>>>>

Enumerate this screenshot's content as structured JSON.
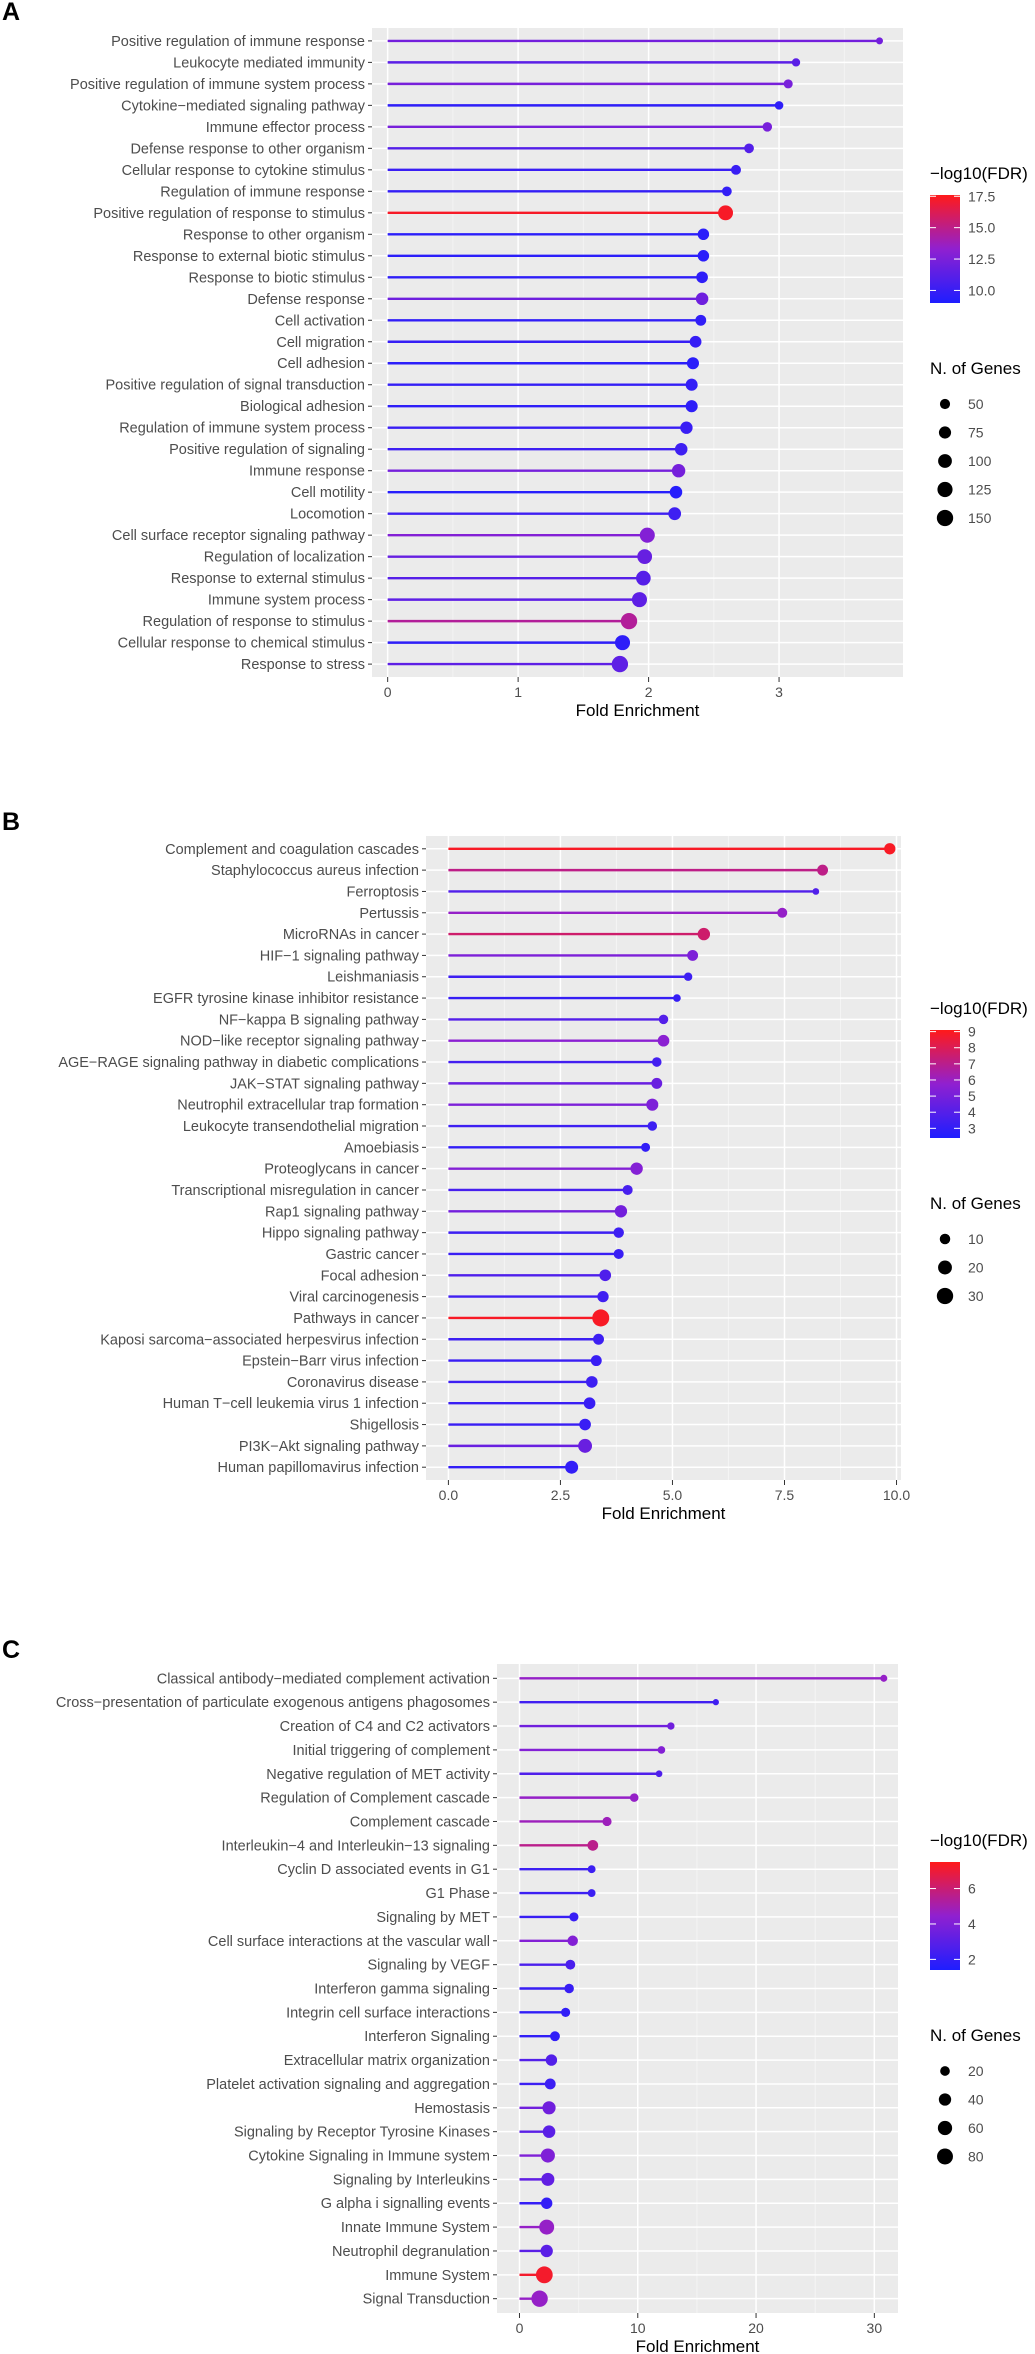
{
  "colors": {
    "panel_bg": "#EBEBEB",
    "grid_major": "#FFFFFF",
    "grid_minor": "#F4F4F4",
    "label_text": "#4D4D4D",
    "title_text": "#000000",
    "low": "#1E1EFF",
    "mid": "#9020D0",
    "high": "#FF1A1A"
  },
  "chart_data": [
    {
      "panel": "A",
      "type": "lollipop",
      "xlabel": "Fold Enrichment",
      "xlim": [
        -0.12,
        3.95
      ],
      "xticks": [
        0,
        1,
        2,
        3
      ],
      "xtick_labels": [
        "0",
        "1",
        "2",
        "3"
      ],
      "color_legend": {
        "title": "−log10(FDR)",
        "range": [
          9.0,
          17.6
        ],
        "ticks": [
          17.5,
          15.0,
          12.5,
          10.0
        ],
        "tick_labels": [
          "17.5",
          "15.0",
          "12.5",
          "10.0"
        ]
      },
      "size_legend": {
        "title": "N. of Genes",
        "values": [
          50,
          75,
          100,
          125,
          150
        ],
        "labels": [
          "50",
          "75",
          "100",
          "125",
          "150"
        ],
        "range": [
          20,
          160
        ]
      },
      "terms": [
        {
          "label": "Positive regulation of immune response",
          "fold": 3.77,
          "fdr": 12.2,
          "genes": 26
        },
        {
          "label": "Leukocyte mediated immunity",
          "fold": 3.13,
          "fdr": 11.3,
          "genes": 34
        },
        {
          "label": "Positive regulation of immune system process",
          "fold": 3.07,
          "fdr": 12.4,
          "genes": 40
        },
        {
          "label": "Cytokine−mediated signaling pathway",
          "fold": 3.0,
          "fdr": 9.6,
          "genes": 36
        },
        {
          "label": "Immune effector process",
          "fold": 2.91,
          "fdr": 12.4,
          "genes": 44
        },
        {
          "label": "Defense response to other organism",
          "fold": 2.77,
          "fdr": 11.0,
          "genes": 46
        },
        {
          "label": "Cellular response to cytokine stimulus",
          "fold": 2.67,
          "fdr": 10.0,
          "genes": 48
        },
        {
          "label": "Regulation of immune response",
          "fold": 2.6,
          "fdr": 9.8,
          "genes": 46
        },
        {
          "label": "Positive regulation of response to stimulus",
          "fold": 2.59,
          "fdr": 17.3,
          "genes": 120
        },
        {
          "label": "Response to other organism",
          "fold": 2.42,
          "fdr": 9.5,
          "genes": 66
        },
        {
          "label": "Response to external biotic stimulus",
          "fold": 2.42,
          "fdr": 9.5,
          "genes": 66
        },
        {
          "label": "Response to biotic stimulus",
          "fold": 2.41,
          "fdr": 9.6,
          "genes": 68
        },
        {
          "label": "Defense response",
          "fold": 2.41,
          "fdr": 12.0,
          "genes": 80
        },
        {
          "label": "Cell activation",
          "fold": 2.4,
          "fdr": 9.7,
          "genes": 58
        },
        {
          "label": "Cell migration",
          "fold": 2.36,
          "fdr": 9.9,
          "genes": 70
        },
        {
          "label": "Cell adhesion",
          "fold": 2.34,
          "fdr": 9.5,
          "genes": 74
        },
        {
          "label": "Positive regulation of signal transduction",
          "fold": 2.33,
          "fdr": 9.8,
          "genes": 74
        },
        {
          "label": "Biological adhesion",
          "fold": 2.33,
          "fdr": 9.6,
          "genes": 74
        },
        {
          "label": "Regulation of immune system process",
          "fold": 2.29,
          "fdr": 10.0,
          "genes": 78
        },
        {
          "label": "Positive regulation of signaling",
          "fold": 2.25,
          "fdr": 10.2,
          "genes": 80
        },
        {
          "label": "Immune response",
          "fold": 2.23,
          "fdr": 12.3,
          "genes": 94
        },
        {
          "label": "Cell motility",
          "fold": 2.21,
          "fdr": 9.3,
          "genes": 80
        },
        {
          "label": "Locomotion",
          "fold": 2.2,
          "fdr": 10.2,
          "genes": 84
        },
        {
          "label": "Cell surface receptor signaling pathway",
          "fold": 1.99,
          "fdr": 12.8,
          "genes": 124
        },
        {
          "label": "Regulation of localization",
          "fold": 1.97,
          "fdr": 11.7,
          "genes": 118
        },
        {
          "label": "Response to external stimulus",
          "fold": 1.96,
          "fdr": 11.1,
          "genes": 116
        },
        {
          "label": "Immune system process",
          "fold": 1.93,
          "fdr": 11.4,
          "genes": 124
        },
        {
          "label": "Regulation of response to stimulus",
          "fold": 1.85,
          "fdr": 14.6,
          "genes": 150
        },
        {
          "label": "Cellular response to chemical stimulus",
          "fold": 1.8,
          "fdr": 9.6,
          "genes": 124
        },
        {
          "label": "Response to stress",
          "fold": 1.78,
          "fdr": 11.4,
          "genes": 150
        }
      ]
    },
    {
      "panel": "B",
      "type": "lollipop",
      "xlabel": "Fold Enrichment",
      "xlim": [
        -0.5,
        10.1
      ],
      "xticks": [
        0,
        2.5,
        5,
        7.5,
        10
      ],
      "xtick_labels": [
        "0.0",
        "2.5",
        "5.0",
        "7.5",
        "10.0"
      ],
      "color_legend": {
        "title": "−log10(FDR)",
        "range": [
          2.4,
          9.1
        ],
        "ticks": [
          9,
          8,
          7,
          6,
          5,
          4,
          3
        ],
        "tick_labels": [
          "9",
          "8",
          "7",
          "6",
          "5",
          "4",
          "3"
        ]
      },
      "size_legend": {
        "title": "N. of Genes",
        "values": [
          10,
          20,
          30
        ],
        "labels": [
          "10",
          "20",
          "30"
        ],
        "range": [
          3,
          32
        ]
      },
      "terms": [
        {
          "label": "Complement and coagulation cascades",
          "fold": 9.85,
          "fdr": 8.9,
          "genes": 12
        },
        {
          "label": "Staphylococcus aureus infection",
          "fold": 8.35,
          "fdr": 7.1,
          "genes": 11
        },
        {
          "label": "Ferroptosis",
          "fold": 8.2,
          "fdr": 3.9,
          "genes": 4
        },
        {
          "label": "Pertussis",
          "fold": 7.45,
          "fdr": 5.9,
          "genes": 9
        },
        {
          "label": "MicroRNAs in cancer",
          "fold": 5.7,
          "fdr": 7.6,
          "genes": 15
        },
        {
          "label": "HIF−1 signaling pathway",
          "fold": 5.45,
          "fdr": 5.2,
          "genes": 11
        },
        {
          "label": "Leishmaniasis",
          "fold": 5.35,
          "fdr": 3.3,
          "genes": 6
        },
        {
          "label": "EGFR tyrosine kinase inhibitor resistance",
          "fold": 5.1,
          "fdr": 3.1,
          "genes": 5
        },
        {
          "label": "NF−kappa B signaling pathway",
          "fold": 4.8,
          "fdr": 4.0,
          "genes": 8
        },
        {
          "label": "NOD−like receptor signaling pathway",
          "fold": 4.8,
          "fdr": 5.6,
          "genes": 13
        },
        {
          "label": "AGE−RAGE signaling pathway in diabetic complications",
          "fold": 4.65,
          "fdr": 3.5,
          "genes": 8
        },
        {
          "label": "JAK−STAT signaling pathway",
          "fold": 4.65,
          "fdr": 4.6,
          "genes": 11
        },
        {
          "label": "Neutrophil extracellular trap formation",
          "fold": 4.55,
          "fdr": 5.2,
          "genes": 14
        },
        {
          "label": "Leukocyte transendothelial migration",
          "fold": 4.55,
          "fdr": 3.3,
          "genes": 8
        },
        {
          "label": "Amoebiasis",
          "fold": 4.4,
          "fdr": 3.0,
          "genes": 7
        },
        {
          "label": "Proteoglycans in cancer",
          "fold": 4.2,
          "fdr": 5.4,
          "genes": 15
        },
        {
          "label": "Transcriptional misregulation in cancer",
          "fold": 4.0,
          "fdr": 3.6,
          "genes": 9
        },
        {
          "label": "Rap1 signaling pathway",
          "fold": 3.85,
          "fdr": 4.9,
          "genes": 15
        },
        {
          "label": "Hippo signaling pathway",
          "fold": 3.8,
          "fdr": 3.3,
          "genes": 10
        },
        {
          "label": "Gastric cancer",
          "fold": 3.8,
          "fdr": 3.2,
          "genes": 9
        },
        {
          "label": "Focal adhesion",
          "fold": 3.5,
          "fdr": 3.8,
          "genes": 13
        },
        {
          "label": "Viral carcinogenesis",
          "fold": 3.45,
          "fdr": 3.4,
          "genes": 12
        },
        {
          "label": "Pathways in cancer",
          "fold": 3.4,
          "fdr": 8.9,
          "genes": 33
        },
        {
          "label": "Kaposi sarcoma−associated herpesvirus infection",
          "fold": 3.35,
          "fdr": 3.3,
          "genes": 11
        },
        {
          "label": "Epstein−Barr virus infection",
          "fold": 3.3,
          "fdr": 3.2,
          "genes": 11
        },
        {
          "label": "Coronavirus disease",
          "fold": 3.2,
          "fdr": 3.3,
          "genes": 13
        },
        {
          "label": "Human T−cell leukemia virus 1 infection",
          "fold": 3.15,
          "fdr": 3.2,
          "genes": 13
        },
        {
          "label": "Shigellosis",
          "fold": 3.05,
          "fdr": 3.2,
          "genes": 13
        },
        {
          "label": "PI3K−Akt signaling pathway",
          "fold": 3.05,
          "fdr": 4.6,
          "genes": 20
        },
        {
          "label": "Human papillomavirus infection",
          "fold": 2.75,
          "fdr": 3.0,
          "genes": 17
        }
      ]
    },
    {
      "panel": "C",
      "type": "lollipop",
      "xlabel": "Fold Enrichment",
      "xlim": [
        -1.9,
        32.0
      ],
      "xticks": [
        0,
        10,
        20,
        30
      ],
      "xtick_labels": [
        "0",
        "10",
        "20",
        "30"
      ],
      "color_legend": {
        "title": "−log10(FDR)",
        "range": [
          1.4,
          7.5
        ],
        "ticks": [
          6,
          4,
          2
        ],
        "tick_labels": [
          "6",
          "4",
          "2"
        ]
      },
      "size_legend": {
        "title": "N. of Genes",
        "values": [
          20,
          40,
          60,
          80
        ],
        "labels": [
          "20",
          "40",
          "60",
          "80"
        ],
        "range": [
          4,
          92
        ]
      },
      "terms": [
        {
          "label": "Classical antibody−mediated complement activation",
          "fold": 30.8,
          "fdr": 4.6,
          "genes": 8
        },
        {
          "label": "Cross−presentation of particulate exogenous antigens phagosomes",
          "fold": 16.6,
          "fdr": 2.3,
          "genes": 6
        },
        {
          "label": "Creation of C4 and C2 activators",
          "fold": 12.8,
          "fdr": 3.6,
          "genes": 9
        },
        {
          "label": "Initial triggering of complement",
          "fold": 12.0,
          "fdr": 4.1,
          "genes": 10
        },
        {
          "label": "Negative regulation of MET activity",
          "fold": 11.8,
          "fdr": 2.7,
          "genes": 7
        },
        {
          "label": "Regulation of Complement cascade",
          "fold": 9.7,
          "fdr": 4.6,
          "genes": 14
        },
        {
          "label": "Complement cascade",
          "fold": 7.4,
          "fdr": 4.8,
          "genes": 17
        },
        {
          "label": "Interleukin−4 and Interleukin−13 signaling",
          "fold": 6.2,
          "fdr": 5.6,
          "genes": 27
        },
        {
          "label": "Cyclin D associated events in G1",
          "fold": 6.1,
          "fdr": 2.2,
          "genes": 11
        },
        {
          "label": "G1 Phase",
          "fold": 6.1,
          "fdr": 2.2,
          "genes": 11
        },
        {
          "label": "Signaling by MET",
          "fold": 4.6,
          "fdr": 2.1,
          "genes": 17
        },
        {
          "label": "Cell surface interactions at the vascular wall",
          "fold": 4.5,
          "fdr": 4.1,
          "genes": 25
        },
        {
          "label": "Signaling by VEGF",
          "fold": 4.3,
          "fdr": 2.6,
          "genes": 21
        },
        {
          "label": "Interferon gamma signaling",
          "fold": 4.2,
          "fdr": 2.1,
          "genes": 19
        },
        {
          "label": "Integrin cell surface interactions",
          "fold": 3.9,
          "fdr": 1.9,
          "genes": 17
        },
        {
          "label": "Interferon Signaling",
          "fold": 3.0,
          "fdr": 1.9,
          "genes": 21
        },
        {
          "label": "Extracellular matrix organization",
          "fold": 2.7,
          "fdr": 2.8,
          "genes": 32
        },
        {
          "label": "Platelet activation signaling and aggregation",
          "fold": 2.6,
          "fdr": 2.2,
          "genes": 28
        },
        {
          "label": "Hemostasis",
          "fold": 2.5,
          "fdr": 3.6,
          "genes": 48
        },
        {
          "label": "Signaling by Receptor Tyrosine Kinases",
          "fold": 2.5,
          "fdr": 3.0,
          "genes": 42
        },
        {
          "label": "Cytokine Signaling in Immune system",
          "fold": 2.4,
          "fdr": 4.0,
          "genes": 58
        },
        {
          "label": "Signaling by Interleukins",
          "fold": 2.4,
          "fdr": 3.2,
          "genes": 47
        },
        {
          "label": "G alpha i signalling events",
          "fold": 2.3,
          "fdr": 2.0,
          "genes": 32
        },
        {
          "label": "Innate Immune System",
          "fold": 2.3,
          "fdr": 4.6,
          "genes": 68
        },
        {
          "label": "Neutrophil degranulation",
          "fold": 2.3,
          "fdr": 3.0,
          "genes": 40
        },
        {
          "label": "Immune System",
          "fold": 2.1,
          "fdr": 7.2,
          "genes": 92
        },
        {
          "label": "Signal Transduction",
          "fold": 1.7,
          "fdr": 4.6,
          "genes": 86
        }
      ]
    }
  ]
}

<<<<

=== TASK TO COMPLETE ===
In the entries above, work out how many lines contain the string "mediated", and give only that number.

=== EXERCISE ANSWER ===
3